— begin Input for this task —

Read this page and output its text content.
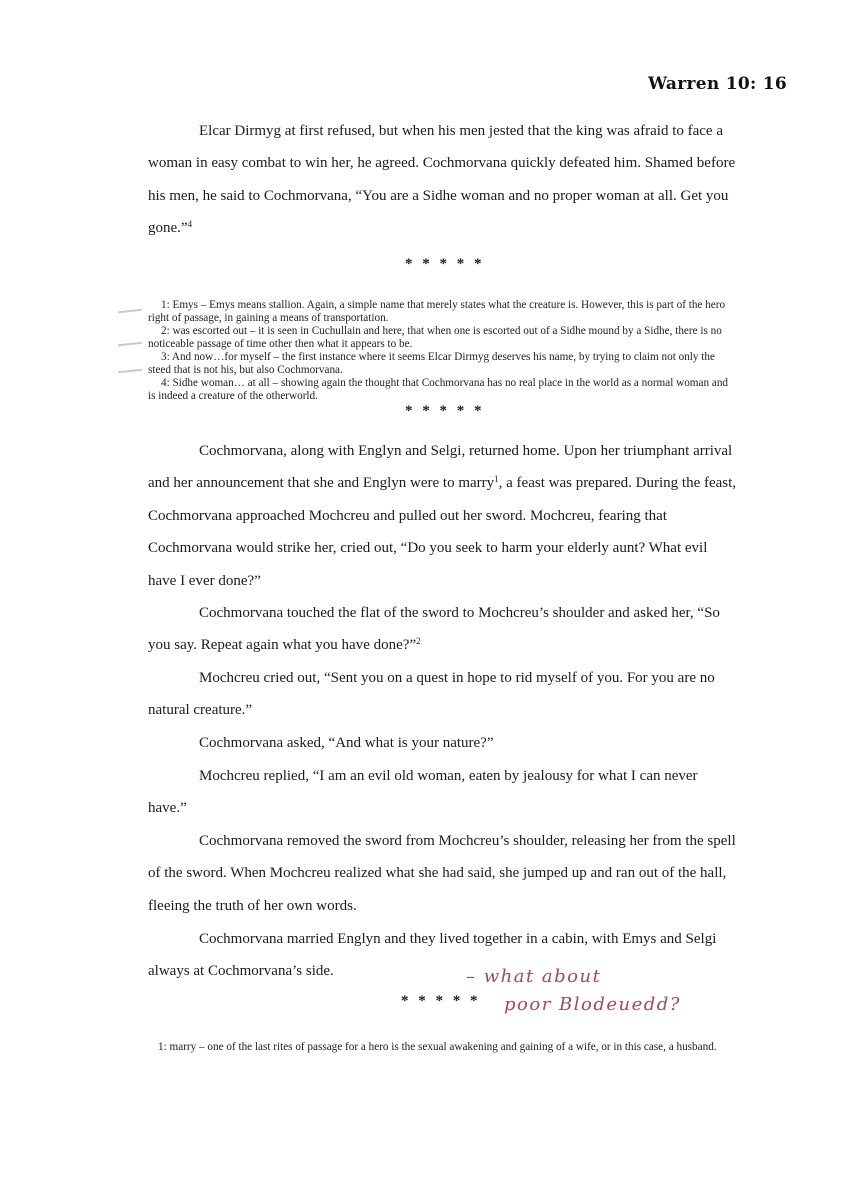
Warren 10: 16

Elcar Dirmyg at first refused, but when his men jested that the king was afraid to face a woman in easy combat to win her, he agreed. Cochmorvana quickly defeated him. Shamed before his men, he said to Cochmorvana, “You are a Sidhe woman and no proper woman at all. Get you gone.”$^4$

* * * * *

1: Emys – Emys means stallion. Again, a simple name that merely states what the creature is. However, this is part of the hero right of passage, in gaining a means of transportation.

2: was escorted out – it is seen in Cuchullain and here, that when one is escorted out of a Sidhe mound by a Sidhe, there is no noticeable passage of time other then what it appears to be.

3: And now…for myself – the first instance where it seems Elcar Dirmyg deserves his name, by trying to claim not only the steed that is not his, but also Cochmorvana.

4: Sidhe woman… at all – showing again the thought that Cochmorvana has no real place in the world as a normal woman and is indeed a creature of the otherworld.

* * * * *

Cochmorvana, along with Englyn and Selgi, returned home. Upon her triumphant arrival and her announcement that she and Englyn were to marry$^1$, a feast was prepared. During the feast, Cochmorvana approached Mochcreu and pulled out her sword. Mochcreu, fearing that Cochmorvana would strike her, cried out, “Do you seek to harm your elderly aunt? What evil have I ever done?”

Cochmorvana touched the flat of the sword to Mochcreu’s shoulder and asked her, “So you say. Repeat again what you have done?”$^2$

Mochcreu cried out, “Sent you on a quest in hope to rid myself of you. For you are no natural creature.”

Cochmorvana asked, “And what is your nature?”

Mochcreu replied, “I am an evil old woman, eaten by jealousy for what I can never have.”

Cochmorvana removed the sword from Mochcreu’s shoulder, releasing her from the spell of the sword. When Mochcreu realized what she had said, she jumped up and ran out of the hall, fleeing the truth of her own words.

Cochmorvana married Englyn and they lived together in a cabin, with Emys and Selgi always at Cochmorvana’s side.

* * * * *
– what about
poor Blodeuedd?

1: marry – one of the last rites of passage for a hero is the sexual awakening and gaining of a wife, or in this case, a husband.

— end Input for this task —
— begin Input for this task —

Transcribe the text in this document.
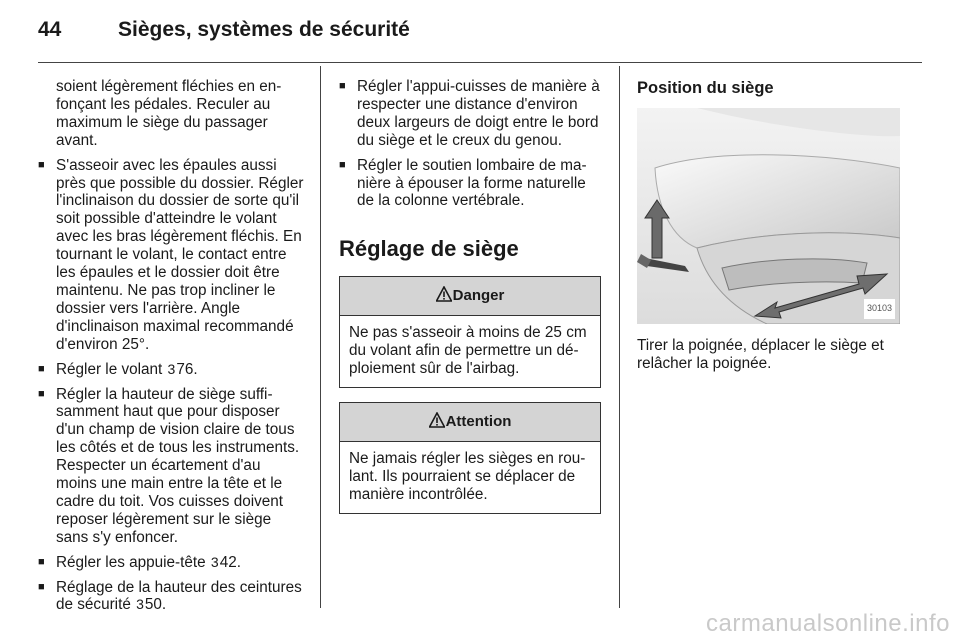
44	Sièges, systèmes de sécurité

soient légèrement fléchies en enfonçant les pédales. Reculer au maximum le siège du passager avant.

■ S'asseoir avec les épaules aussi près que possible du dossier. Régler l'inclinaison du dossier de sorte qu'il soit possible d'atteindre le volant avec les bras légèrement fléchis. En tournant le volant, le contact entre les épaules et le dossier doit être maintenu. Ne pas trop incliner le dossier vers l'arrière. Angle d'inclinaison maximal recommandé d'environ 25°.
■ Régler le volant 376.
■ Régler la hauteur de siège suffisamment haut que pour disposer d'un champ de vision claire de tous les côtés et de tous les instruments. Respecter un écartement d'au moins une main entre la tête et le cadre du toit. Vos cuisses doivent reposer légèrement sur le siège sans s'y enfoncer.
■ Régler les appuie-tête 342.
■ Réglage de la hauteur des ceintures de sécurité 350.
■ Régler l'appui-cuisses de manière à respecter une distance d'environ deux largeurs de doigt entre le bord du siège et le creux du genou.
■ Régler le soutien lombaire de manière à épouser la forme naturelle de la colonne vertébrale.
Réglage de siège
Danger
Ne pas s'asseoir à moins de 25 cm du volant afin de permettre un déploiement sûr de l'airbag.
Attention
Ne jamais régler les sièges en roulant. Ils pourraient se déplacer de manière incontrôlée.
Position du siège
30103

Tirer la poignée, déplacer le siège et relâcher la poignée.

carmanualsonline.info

— end Input for this task —

- [Exercise aim]: Go through the listing above line by line and say how many lines hold the word "have". Reply with that number only.

- [Solution to this task]: 3